__Supplied material__:

========

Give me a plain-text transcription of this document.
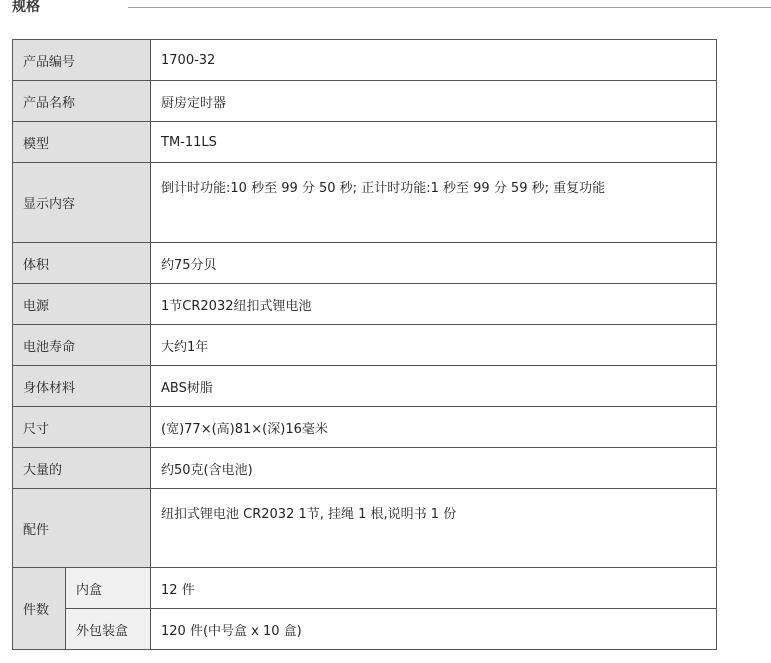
规格
产品编号		1700-32
产品名称		厨房定时器
模型		TM-11LS
显示内容		倒计时功能:10 秒至 99 分 50 秒; 正计时功能:1 秒至 99 分 59 秒; 重复功能
体积		约75分贝
电源		1节CR2032纽扣式锂电池
电池寿命		大约1年
身体材料		ABS树脂
尺寸		(宽)77×(高)81×(深)16毫米
大量的		约50克(含电池)
配件		纽扣式锂电池 CR2032 1节, 挂绳 1 根,说明书 1 份
件数	内盒	12 件
	外包装盒	120 件(中号盒 x 10 盒)
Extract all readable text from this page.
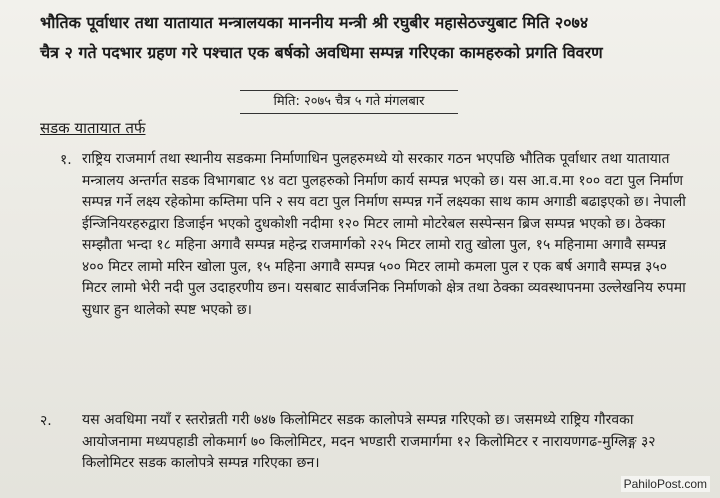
भौतिक पूर्वाधार तथा यातायात मन्त्रालयका माननीय मन्त्री श्री रघुबीर महासेठज्युबाट मिति २०७४
चैत्र २ गते पदभार ग्रहण गरे पश्चात एक बर्षको अवधिमा सम्पन्न गरिएका कामहरुको प्रगति विवरण
मिति: २०७५ चैत्र ५ गते मंगलबार
सडक यातायात तर्फ
१. राष्ट्रिय राजमार्ग तथा स्थानीय सडकमा निर्माणाधिन पुलहरुमध्ये यो सरकार गठन भएपछि भौतिक पूर्वाधार तथा यातायात मन्त्रालय अन्तर्गत सडक विभागबाट ९४ वटा पुलहरुको निर्माण कार्य सम्पन्न भएको छ। यस आ.व.मा १०० वटा पुल निर्माण सम्पन्न गर्ने लक्ष्य रहेकोमा कम्तिमा पनि २ सय वटा पुल निर्माण सम्पन्न गर्ने लक्ष्यका साथ काम अगाडी बढाइएको छ। नेपाली ईन्जिनियरहरुद्वारा डिजाईन भएको दुधकोशी नदीमा १२० मिटर लामो मोटरेबल सस्पेन्सन ब्रिज सम्पन्न भएको छ। ठेक्का सम्झौता भन्दा १८ महिना अगावै सम्पन्न महेन्द्र राजमार्गको २२५ मिटर लामो रातु खोला पुल, १५ महिनामा अगावै सम्पन्न ४०० मिटर लामो मरिन खोला पुल, १५ महिना अगावै सम्पन्न ५०० मिटर लामो कमला पुल र एक बर्ष अगावै सम्पन्न ३५० मिटर लामो भेरी नदी पुल उदाहरणीय छन। यसबाट सार्वजनिक निर्माणको क्षेत्र तथा ठेक्का व्यवस्थापनमा उल्लेखनिय रुपमा सुधार हुन थालेको स्पष्ट भएको छ।
२. यस अवधिमा नयाँ र स्तरोन्नती गरी ७४७ किलोमिटर सडक कालोपत्रे सम्पन्न गरिएको छ। जसमध्ये राष्ट्रिय गौरवका आयोजनामा मध्यपहाडी लोकमार्ग ७० किलोमिटर, मदन भण्डारी राजमार्गमा १२ किलोमिटर र नारायणगढ-मुग्लिङ्ग ३२ किलोमिटर सडक कालोपत्रे सम्पन्न गरिएका छन।
PahiloPost.com
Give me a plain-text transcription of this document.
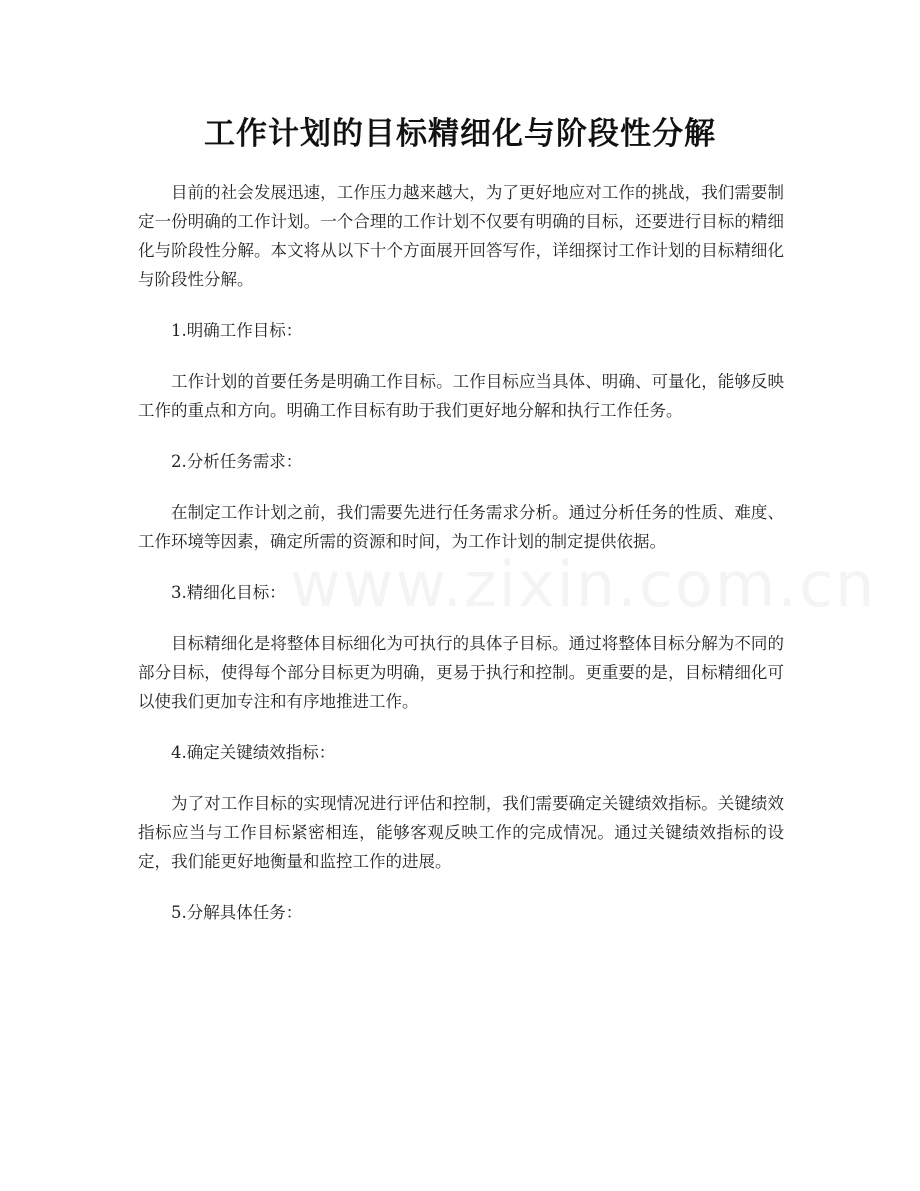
工作计划的目标精细化与阶段性分解

目前的社会发展迅速，工作压力越来越大，为了更好地应对工作的挑战，我们需要制定一份明确的工作计划。一个合理的工作计划不仅要有明确的目标，还要进行目标的精细化与阶段性分解。本文将从以下十个方面展开回答写作，详细探讨工作计划的目标精细化与阶段性分解。

1.明确工作目标：

工作计划的首要任务是明确工作目标。工作目标应当具体、明确、可量化，能够反映工作的重点和方向。明确工作目标有助于我们更好地分解和执行工作任务。

2.分析任务需求：

在制定工作计划之前，我们需要先进行任务需求分析。通过分析任务的性质、难度、工作环境等因素，确定所需的资源和时间，为工作计划的制定提供依据。

3.精细化目标：

目标精细化是将整体目标细化为可执行的具体子目标。通过将整体目标分解为不同的部分目标，使得每个部分目标更为明确，更易于执行和控制。更重要的是，目标精细化可以使我们更加专注和有序地推进工作。

4.确定关键绩效指标：

为了对工作目标的实现情况进行评估和控制，我们需要确定关键绩效指标。关键绩效指标应当与工作目标紧密相连，能够客观反映工作的完成情况。通过关键绩效指标的设定，我们能更好地衡量和监控工作的进展。

5.分解具体任务：
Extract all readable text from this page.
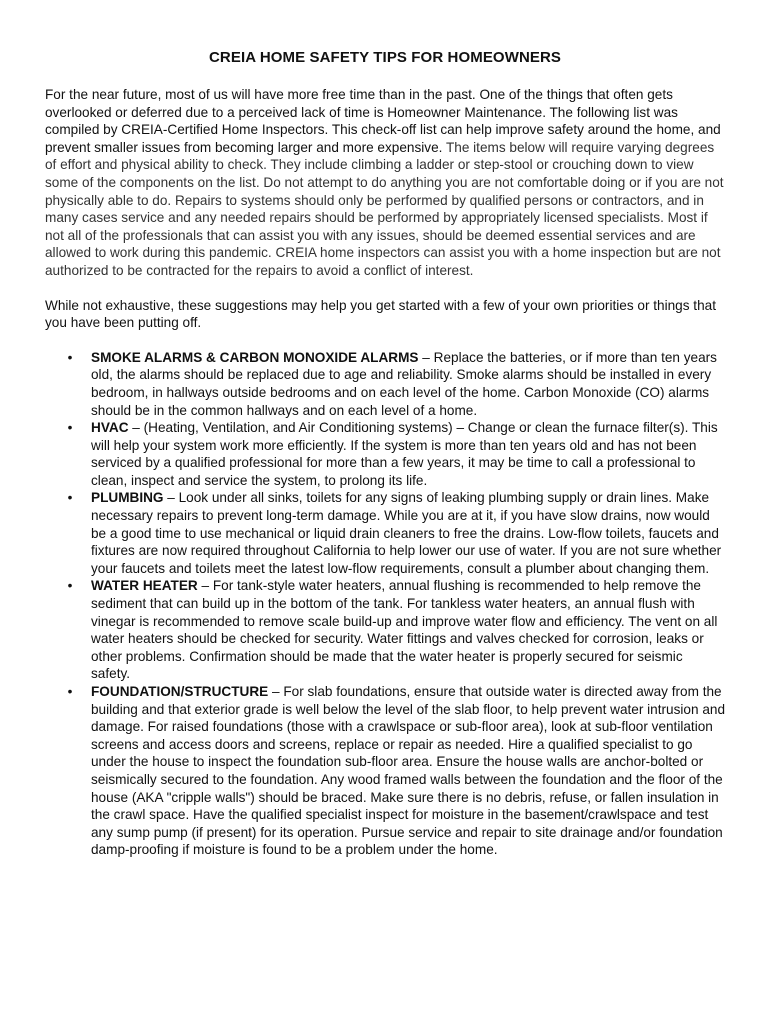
CREIA HOME SAFETY TIPS FOR HOMEOWNERS

For the near future, most of us will have more free time than in the past. One of the things that often gets overlooked or deferred due to a perceived lack of time is Homeowner Maintenance. The following list was compiled by CREIA-Certified Home Inspectors. This check-off list can help improve safety around the home, and prevent smaller issues from becoming larger and more expensive. The items below will require varying degrees of effort and physical ability to check. They include climbing a ladder or step-stool or crouching down to view some of the components on the list. Do not attempt to do anything you are not comfortable doing or if you are not physically able to do. Repairs to systems should only be performed by qualified persons or contractors, and in many cases service and any needed repairs should be performed by appropriately licensed specialists. Most if not all of the professionals that can assist you with any issues, should be deemed essential services and are allowed to work during this pandemic. CREIA home inspectors can assist you with a home inspection but are not authorized to be contracted for the repairs to avoid a conflict of interest.

While not exhaustive, these suggestions may help you get started with a few of your own priorities or things that you have been putting off.

• SMOKE ALARMS & CARBON MONOXIDE ALARMS – Replace the batteries, or if more than ten years old, the alarms should be replaced due to age and reliability. Smoke alarms should be installed in every bedroom, in hallways outside bedrooms and on each level of the home. Carbon Monoxide (CO) alarms should be in the common hallways and on each level of a home.
• HVAC – (Heating, Ventilation, and Air Conditioning systems) – Change or clean the furnace filter(s). This will help your system work more efficiently. If the system is more than ten years old and has not been serviced by a qualified professional for more than a few years, it may be time to call a professional to clean, inspect and service the system, to prolong its life.
• PLUMBING – Look under all sinks, toilets for any signs of leaking plumbing supply or drain lines. Make necessary repairs to prevent long-term damage. While you are at it, if you have slow drains, now would be a good time to use mechanical or liquid drain cleaners to free the drains. Low-flow toilets, faucets and fixtures are now required throughout California to help lower our use of water. If you are not sure whether your faucets and toilets meet the latest low-flow requirements, consult a plumber about changing them.
• WATER HEATER – For tank-style water heaters, annual flushing is recommended to help remove the sediment that can build up in the bottom of the tank. For tankless water heaters, an annual flush with vinegar is recommended to remove scale build-up and improve water flow and efficiency. The vent on all water heaters should be checked for security. Water fittings and valves checked for corrosion, leaks or other problems. Confirmation should be made that the water heater is properly secured for seismic safety.
• FOUNDATION/STRUCTURE – For slab foundations, ensure that outside water is directed away from the building and that exterior grade is well below the level of the slab floor, to help prevent water intrusion and damage. For raised foundations (those with a crawlspace or sub-floor area), look at sub-floor ventilation screens and access doors and screens, replace or repair as needed. Hire a qualified specialist to go under the house to inspect the foundation sub-floor area. Ensure the house walls are anchor-bolted or seismically secured to the foundation. Any wood framed walls between the foundation and the floor of the house (AKA "cripple walls") should be braced. Make sure there is no debris, refuse, or fallen insulation in the crawl space. Have the qualified specialist inspect for moisture in the basement/crawlspace and test any sump pump (if present) for its operation. Pursue service and repair to site drainage and/or foundation damp-proofing if moisture is found to be a problem under the home.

========

__To be done__:
Tally the lines of the listing that include "under". Reply with nothing but the count.

__Reply__:
2